Extracts from a graphics dataset:
· · ·

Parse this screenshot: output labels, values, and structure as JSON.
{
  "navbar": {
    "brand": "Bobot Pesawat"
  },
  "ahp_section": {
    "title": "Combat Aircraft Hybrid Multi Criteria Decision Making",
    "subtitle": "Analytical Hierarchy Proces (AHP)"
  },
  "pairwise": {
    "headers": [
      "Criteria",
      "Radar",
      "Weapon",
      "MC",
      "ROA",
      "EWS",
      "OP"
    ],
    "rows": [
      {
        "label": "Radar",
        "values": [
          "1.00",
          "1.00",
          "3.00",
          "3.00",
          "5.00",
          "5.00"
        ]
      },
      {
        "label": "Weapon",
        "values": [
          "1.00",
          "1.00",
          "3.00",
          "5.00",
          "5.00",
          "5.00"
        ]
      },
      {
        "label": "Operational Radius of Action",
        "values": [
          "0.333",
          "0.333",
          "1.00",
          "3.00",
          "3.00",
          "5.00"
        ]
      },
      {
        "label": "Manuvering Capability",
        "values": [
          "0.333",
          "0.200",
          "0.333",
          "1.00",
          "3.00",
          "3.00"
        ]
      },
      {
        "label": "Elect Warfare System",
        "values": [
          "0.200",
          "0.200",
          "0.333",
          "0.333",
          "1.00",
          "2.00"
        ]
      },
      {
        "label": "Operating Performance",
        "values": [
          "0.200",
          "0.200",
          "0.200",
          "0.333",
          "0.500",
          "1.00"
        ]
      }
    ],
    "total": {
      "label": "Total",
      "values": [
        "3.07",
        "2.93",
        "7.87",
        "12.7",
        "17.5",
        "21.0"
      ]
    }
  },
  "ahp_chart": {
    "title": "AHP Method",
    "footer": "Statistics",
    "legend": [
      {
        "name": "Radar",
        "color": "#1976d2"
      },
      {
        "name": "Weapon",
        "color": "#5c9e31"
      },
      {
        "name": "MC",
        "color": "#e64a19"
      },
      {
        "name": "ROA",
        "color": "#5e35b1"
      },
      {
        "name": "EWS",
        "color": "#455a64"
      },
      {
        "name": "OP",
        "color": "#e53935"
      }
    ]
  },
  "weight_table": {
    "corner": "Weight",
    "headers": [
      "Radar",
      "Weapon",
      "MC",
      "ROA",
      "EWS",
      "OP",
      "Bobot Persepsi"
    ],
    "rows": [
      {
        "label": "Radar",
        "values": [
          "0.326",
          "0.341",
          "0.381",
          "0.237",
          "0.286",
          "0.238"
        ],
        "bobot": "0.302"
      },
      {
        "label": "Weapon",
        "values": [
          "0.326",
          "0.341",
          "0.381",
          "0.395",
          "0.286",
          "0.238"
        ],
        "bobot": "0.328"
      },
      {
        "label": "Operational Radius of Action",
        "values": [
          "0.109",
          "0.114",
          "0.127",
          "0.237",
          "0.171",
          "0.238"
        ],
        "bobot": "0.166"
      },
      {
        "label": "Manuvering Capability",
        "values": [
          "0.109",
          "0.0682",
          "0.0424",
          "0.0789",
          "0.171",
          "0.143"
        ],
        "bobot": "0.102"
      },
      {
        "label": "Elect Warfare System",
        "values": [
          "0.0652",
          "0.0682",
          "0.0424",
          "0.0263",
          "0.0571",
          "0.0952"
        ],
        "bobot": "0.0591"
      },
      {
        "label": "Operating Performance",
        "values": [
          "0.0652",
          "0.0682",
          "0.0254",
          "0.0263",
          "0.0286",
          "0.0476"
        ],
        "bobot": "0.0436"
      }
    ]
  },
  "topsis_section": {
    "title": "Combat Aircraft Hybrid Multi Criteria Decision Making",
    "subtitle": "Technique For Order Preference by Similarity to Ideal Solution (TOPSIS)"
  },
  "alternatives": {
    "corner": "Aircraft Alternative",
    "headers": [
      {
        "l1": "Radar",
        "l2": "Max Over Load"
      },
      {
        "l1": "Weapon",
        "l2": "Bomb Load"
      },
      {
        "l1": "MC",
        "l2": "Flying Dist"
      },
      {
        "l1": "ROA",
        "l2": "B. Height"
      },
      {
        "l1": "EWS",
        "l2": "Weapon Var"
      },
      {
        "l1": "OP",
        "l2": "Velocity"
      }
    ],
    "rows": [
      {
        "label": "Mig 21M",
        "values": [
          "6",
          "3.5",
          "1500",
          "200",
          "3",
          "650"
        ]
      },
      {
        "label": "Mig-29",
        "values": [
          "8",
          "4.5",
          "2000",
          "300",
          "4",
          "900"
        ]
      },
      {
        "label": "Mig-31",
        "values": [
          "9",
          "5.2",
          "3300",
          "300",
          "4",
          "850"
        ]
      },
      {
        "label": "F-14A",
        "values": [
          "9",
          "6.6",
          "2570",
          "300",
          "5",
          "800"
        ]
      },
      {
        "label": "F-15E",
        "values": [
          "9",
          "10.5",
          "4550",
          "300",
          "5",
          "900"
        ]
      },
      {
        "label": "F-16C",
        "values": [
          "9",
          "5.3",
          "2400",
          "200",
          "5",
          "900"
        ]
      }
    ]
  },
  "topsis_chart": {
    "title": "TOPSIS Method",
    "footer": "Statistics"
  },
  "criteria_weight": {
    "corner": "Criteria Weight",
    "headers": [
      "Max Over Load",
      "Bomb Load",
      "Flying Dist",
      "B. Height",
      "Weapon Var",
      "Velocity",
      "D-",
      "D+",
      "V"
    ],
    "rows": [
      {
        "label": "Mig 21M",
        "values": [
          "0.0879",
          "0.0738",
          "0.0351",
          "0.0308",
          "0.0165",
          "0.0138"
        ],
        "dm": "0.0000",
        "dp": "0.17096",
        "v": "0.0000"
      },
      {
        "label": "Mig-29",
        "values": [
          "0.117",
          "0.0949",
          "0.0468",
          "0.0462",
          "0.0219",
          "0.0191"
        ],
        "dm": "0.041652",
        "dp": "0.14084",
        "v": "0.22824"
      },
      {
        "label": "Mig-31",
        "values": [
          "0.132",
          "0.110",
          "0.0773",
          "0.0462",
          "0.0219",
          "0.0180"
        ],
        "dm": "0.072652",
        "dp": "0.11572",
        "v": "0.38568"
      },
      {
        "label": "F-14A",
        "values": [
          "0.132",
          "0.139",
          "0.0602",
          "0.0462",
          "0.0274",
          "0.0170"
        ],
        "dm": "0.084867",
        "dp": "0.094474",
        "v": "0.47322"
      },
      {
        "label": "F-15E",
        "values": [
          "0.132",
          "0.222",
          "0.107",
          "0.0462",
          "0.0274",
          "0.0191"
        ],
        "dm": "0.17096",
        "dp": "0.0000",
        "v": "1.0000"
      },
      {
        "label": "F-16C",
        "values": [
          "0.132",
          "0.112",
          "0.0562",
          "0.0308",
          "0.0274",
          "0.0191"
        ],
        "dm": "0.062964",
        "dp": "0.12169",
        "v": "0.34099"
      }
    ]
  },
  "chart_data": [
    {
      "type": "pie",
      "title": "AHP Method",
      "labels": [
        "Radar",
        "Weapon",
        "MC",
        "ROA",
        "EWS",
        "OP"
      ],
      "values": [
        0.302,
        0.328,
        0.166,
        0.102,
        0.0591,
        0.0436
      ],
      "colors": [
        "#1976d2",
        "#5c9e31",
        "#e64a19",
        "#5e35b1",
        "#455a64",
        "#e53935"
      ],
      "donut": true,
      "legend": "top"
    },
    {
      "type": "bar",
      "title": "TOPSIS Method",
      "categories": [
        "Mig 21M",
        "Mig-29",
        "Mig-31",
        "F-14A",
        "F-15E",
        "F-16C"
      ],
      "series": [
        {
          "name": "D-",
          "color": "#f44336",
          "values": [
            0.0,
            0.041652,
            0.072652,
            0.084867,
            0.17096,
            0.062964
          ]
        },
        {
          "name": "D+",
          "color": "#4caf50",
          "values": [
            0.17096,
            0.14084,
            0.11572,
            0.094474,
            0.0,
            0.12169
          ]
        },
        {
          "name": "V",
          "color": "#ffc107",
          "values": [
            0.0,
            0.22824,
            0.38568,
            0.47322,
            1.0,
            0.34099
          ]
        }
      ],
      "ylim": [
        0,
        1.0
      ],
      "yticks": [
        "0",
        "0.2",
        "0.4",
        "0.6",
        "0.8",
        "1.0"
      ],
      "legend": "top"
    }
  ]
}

· · ·

» **JOB**:
Look over the listing. Pull out every line with the string "Statistics" in it.

» **WRITTEN SOLUTION**:
    "footer": "Statistics",
    "footer": "Statistics"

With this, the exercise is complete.